■ WHAT TO PRODUCE
Return the whole listing, line for line, without the pictures in it.

■ MATERIAL PROVIDED
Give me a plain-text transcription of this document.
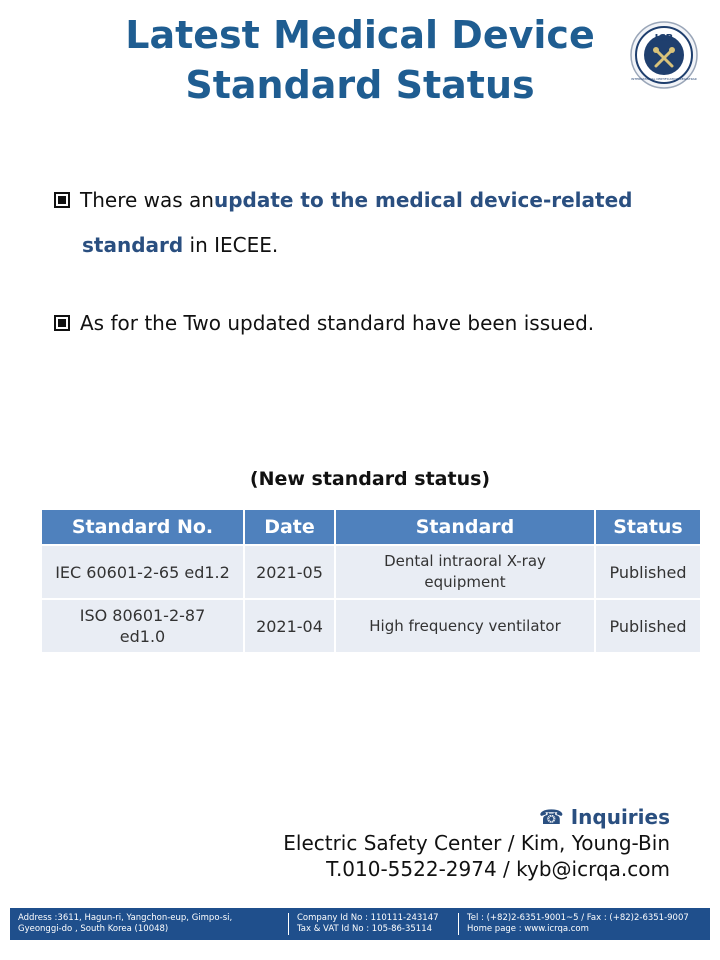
Latest Medical Device
Standard Status
ICR
INTERNATIONAL CERTIFICATION REGISTRAR
There was an update to the medical device-related
standard in IECEE.
As for the Two updated standard have been issued.
(New standard status)
Standard No.	Date	Standard	Status
IEC 60601-2-65 ed1.2	2021-05	Dental intraoral X-ray equipment	Published
ISO 80601-2-87 ed1.0	2021-04	High frequency ventilator	Published
☎ Inquiries
Electric Safety Center / Kim, Young-Bin
T.010-5522-2974 / kyb@icrqa.com
Address :3611, Hagun-ri, Yangchon-eup, Gimpo-si,
Gyeonggi-do , South Korea (10048)
Company Id No : 110111-243147
Tax & VAT Id No : 105-86-35114
Tel : (+82)2-6351-9001~5 / Fax : (+82)2-6351-9007
Home page : www.icrqa.com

■ RESULT FOR THIS EXERCISE
Give me a plain-text transcription of this document.
Latest Medical Device
Standard Status
ICR
INTERNATIONAL CERTIFICATION REGISTRAR
There was an update to the medical device-related
standard in IECEE.
As for the Two updated standard have been issued.
(New standard status)
Standard No.	Date	Standard	Status
IEC 60601-2-65 ed1.2	2021-05	Dental intraoral X-ray equipment	Published
ISO 80601-2-87 ed1.0	2021-04	High frequency ventilator	Published
☎ Inquiries
Electric Safety Center / Kim, Young-Bin
T.010-5522-2974 / kyb@icrqa.com
Address :3611, Hagun-ri, Yangchon-eup, Gimpo-si,
Gyeonggi-do , South Korea (10048)
Company Id No : 110111-243147
Tax & VAT Id No : 105-86-35114
Tel : (+82)2-6351-9001~5 / Fax : (+82)2-6351-9007
Home page : www.icrqa.com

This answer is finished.